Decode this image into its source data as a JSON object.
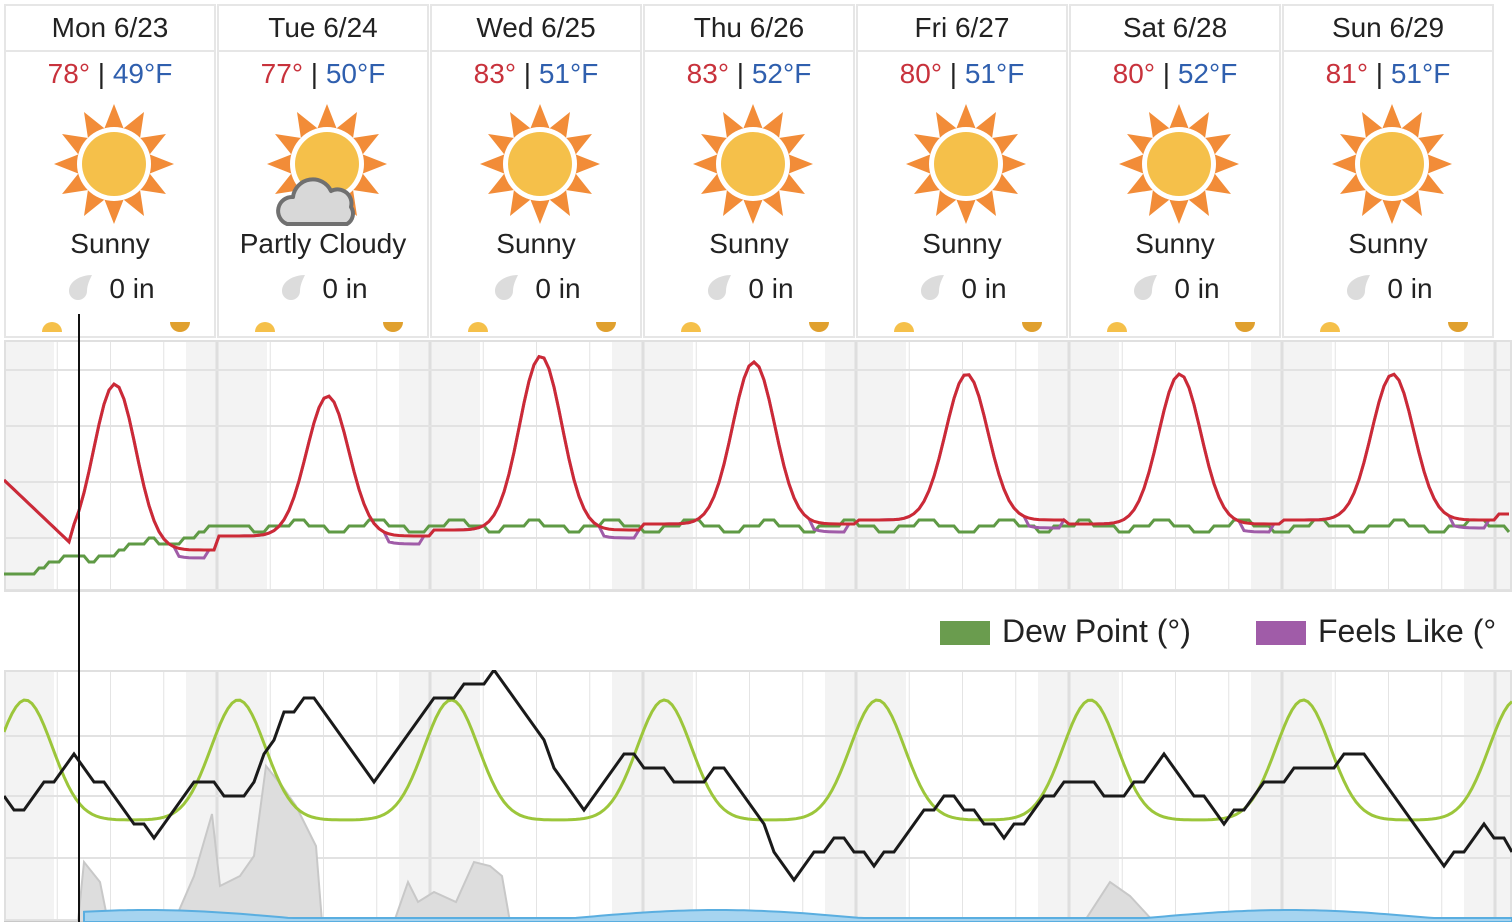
{
  "forecast": {
    "unit": "°F",
    "days": [
      {
        "label": "Mon 6/23",
        "high": "78°",
        "low": "49°F",
        "condition": "Sunny",
        "icon": "sun-icon",
        "precip": "0 in"
      },
      {
        "label": "Tue 6/24",
        "high": "77°",
        "low": "50°F",
        "condition": "Partly Cloudy",
        "icon": "partly-cloudy-icon",
        "precip": "0 in"
      },
      {
        "label": "Wed 6/25",
        "high": "83°",
        "low": "51°F",
        "condition": "Sunny",
        "icon": "sun-icon",
        "precip": "0 in"
      },
      {
        "label": "Thu 6/26",
        "high": "83°",
        "low": "52°F",
        "condition": "Sunny",
        "icon": "sun-icon",
        "precip": "0 in"
      },
      {
        "label": "Fri 6/27",
        "high": "80°",
        "low": "51°F",
        "condition": "Sunny",
        "icon": "sun-icon",
        "precip": "0 in"
      },
      {
        "label": "Sat 6/28",
        "high": "80°",
        "low": "52°F",
        "condition": "Sunny",
        "icon": "sun-icon",
        "precip": "0 in"
      },
      {
        "label": "Sun 6/29",
        "high": "81°",
        "low": "51°F",
        "condition": "Sunny",
        "icon": "sun-icon",
        "precip": "0 in"
      }
    ]
  },
  "separator": "|",
  "legend": [
    {
      "label": "Dew Point (°)",
      "color": "#6a9c4e"
    },
    {
      "label": "Feels Like (°",
      "color": "#a05ca8"
    }
  ],
  "colors": {
    "temperature": "#cc2a36",
    "feels_like": "#a05ca8",
    "dew_point": "#5f9a45",
    "humidity": "#9cc63b",
    "wind": "#1a1a1a",
    "cloud_cover": "#c8c8c8",
    "precip_chance": "#5aaee0",
    "high_temp": "#c8323c",
    "low_temp": "#2f5fae",
    "sun": "#f5c04a",
    "sun_rays": "#f28c38"
  }
}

──────────

Problem to work on
Search the entries for the word "label" and pick out every line that holds it.

Response
        "label": "Mon 6/23",
        "label": "Tue 6/24",
        "label": "Wed 6/25",
        "label": "Thu 6/26",
        "label": "Fri 6/27",
        "label": "Sat 6/28",
        "label": "Sun 6/29",
      "label": "Dew Point (°)",
      "label": "Feels Like (°",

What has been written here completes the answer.